REQUIREMENT: Read through the records below and copy each line that uses the word "adapters".

Part of a data file:
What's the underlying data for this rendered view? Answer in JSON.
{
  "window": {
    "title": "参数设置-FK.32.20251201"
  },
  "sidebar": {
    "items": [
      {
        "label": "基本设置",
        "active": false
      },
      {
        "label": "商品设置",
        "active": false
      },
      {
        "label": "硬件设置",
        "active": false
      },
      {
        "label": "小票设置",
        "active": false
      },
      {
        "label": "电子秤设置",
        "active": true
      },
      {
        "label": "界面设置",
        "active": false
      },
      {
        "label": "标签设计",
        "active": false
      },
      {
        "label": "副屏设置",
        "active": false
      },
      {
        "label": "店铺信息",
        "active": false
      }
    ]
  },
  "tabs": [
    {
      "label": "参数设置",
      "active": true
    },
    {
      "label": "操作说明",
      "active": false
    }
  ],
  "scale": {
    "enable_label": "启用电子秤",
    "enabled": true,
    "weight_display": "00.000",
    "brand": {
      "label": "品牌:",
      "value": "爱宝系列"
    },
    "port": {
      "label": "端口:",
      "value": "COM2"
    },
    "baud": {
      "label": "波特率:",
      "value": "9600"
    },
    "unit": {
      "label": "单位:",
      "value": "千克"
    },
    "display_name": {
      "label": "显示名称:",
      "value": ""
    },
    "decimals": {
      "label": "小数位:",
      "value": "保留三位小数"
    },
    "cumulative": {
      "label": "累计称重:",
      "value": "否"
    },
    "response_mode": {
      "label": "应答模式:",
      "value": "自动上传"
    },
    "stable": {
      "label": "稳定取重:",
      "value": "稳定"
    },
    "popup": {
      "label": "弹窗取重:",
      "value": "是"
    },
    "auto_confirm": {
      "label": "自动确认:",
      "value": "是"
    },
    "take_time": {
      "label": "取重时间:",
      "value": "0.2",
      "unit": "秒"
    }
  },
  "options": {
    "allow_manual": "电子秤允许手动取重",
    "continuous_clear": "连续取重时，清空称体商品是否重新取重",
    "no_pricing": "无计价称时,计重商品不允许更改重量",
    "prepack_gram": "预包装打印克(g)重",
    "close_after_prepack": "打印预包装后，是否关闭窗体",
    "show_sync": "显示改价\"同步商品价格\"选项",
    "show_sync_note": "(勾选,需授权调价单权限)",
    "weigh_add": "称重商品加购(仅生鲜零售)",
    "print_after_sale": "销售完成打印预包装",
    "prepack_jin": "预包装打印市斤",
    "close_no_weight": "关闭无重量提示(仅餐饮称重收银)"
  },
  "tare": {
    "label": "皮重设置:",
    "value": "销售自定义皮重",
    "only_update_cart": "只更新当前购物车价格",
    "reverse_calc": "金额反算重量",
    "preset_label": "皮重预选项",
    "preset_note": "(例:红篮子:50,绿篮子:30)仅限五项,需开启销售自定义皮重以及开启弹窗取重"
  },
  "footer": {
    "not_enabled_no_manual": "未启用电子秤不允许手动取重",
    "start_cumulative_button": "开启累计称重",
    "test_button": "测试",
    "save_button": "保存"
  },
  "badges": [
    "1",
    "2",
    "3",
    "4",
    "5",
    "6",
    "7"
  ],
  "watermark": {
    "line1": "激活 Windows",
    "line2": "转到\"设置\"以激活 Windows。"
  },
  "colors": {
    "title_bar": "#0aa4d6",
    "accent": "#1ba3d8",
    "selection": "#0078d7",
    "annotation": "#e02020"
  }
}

--

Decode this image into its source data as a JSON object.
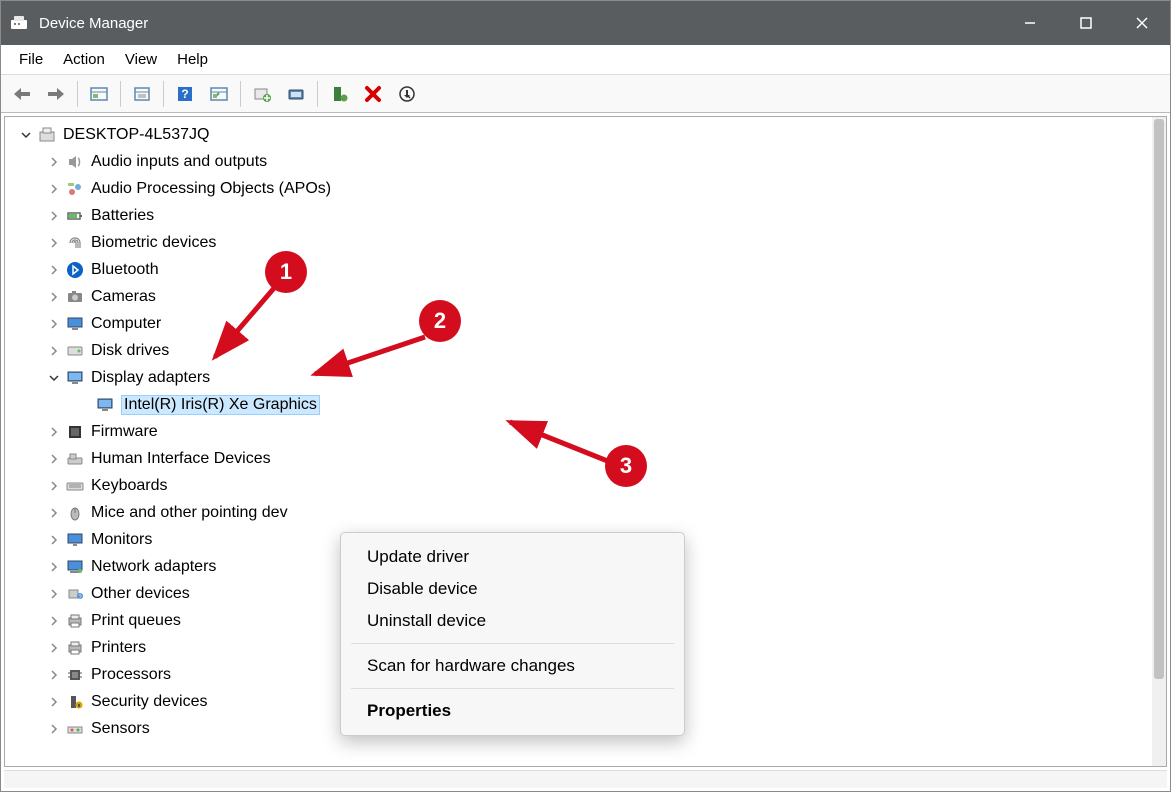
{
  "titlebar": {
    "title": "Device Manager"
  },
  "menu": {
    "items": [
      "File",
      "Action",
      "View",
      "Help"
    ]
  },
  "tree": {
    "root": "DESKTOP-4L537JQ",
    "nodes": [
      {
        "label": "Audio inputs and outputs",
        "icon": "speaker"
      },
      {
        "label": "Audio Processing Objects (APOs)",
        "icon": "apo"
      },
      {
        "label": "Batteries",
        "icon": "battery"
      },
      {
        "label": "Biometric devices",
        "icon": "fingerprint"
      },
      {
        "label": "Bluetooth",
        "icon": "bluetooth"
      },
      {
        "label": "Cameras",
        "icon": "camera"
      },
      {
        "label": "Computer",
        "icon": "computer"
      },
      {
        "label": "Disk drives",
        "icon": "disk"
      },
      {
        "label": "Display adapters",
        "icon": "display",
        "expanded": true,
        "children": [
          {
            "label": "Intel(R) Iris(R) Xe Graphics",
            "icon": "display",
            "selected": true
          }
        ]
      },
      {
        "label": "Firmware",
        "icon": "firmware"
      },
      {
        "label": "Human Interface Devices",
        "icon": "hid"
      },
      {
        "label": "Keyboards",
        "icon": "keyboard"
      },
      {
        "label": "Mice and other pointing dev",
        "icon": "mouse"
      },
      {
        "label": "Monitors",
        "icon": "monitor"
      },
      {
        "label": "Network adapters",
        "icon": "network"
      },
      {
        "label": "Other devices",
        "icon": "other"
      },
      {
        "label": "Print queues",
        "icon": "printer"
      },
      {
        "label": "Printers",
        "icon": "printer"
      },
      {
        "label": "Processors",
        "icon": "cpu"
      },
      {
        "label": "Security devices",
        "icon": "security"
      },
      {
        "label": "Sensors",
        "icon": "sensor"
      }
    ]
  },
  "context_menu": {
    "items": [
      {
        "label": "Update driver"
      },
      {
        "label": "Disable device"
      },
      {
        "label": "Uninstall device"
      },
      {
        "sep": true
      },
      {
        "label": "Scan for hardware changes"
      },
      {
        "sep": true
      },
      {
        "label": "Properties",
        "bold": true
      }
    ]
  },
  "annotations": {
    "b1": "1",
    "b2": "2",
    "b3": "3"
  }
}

REPLY:
        "label": "Display adapters",
        "label": "Network adapters",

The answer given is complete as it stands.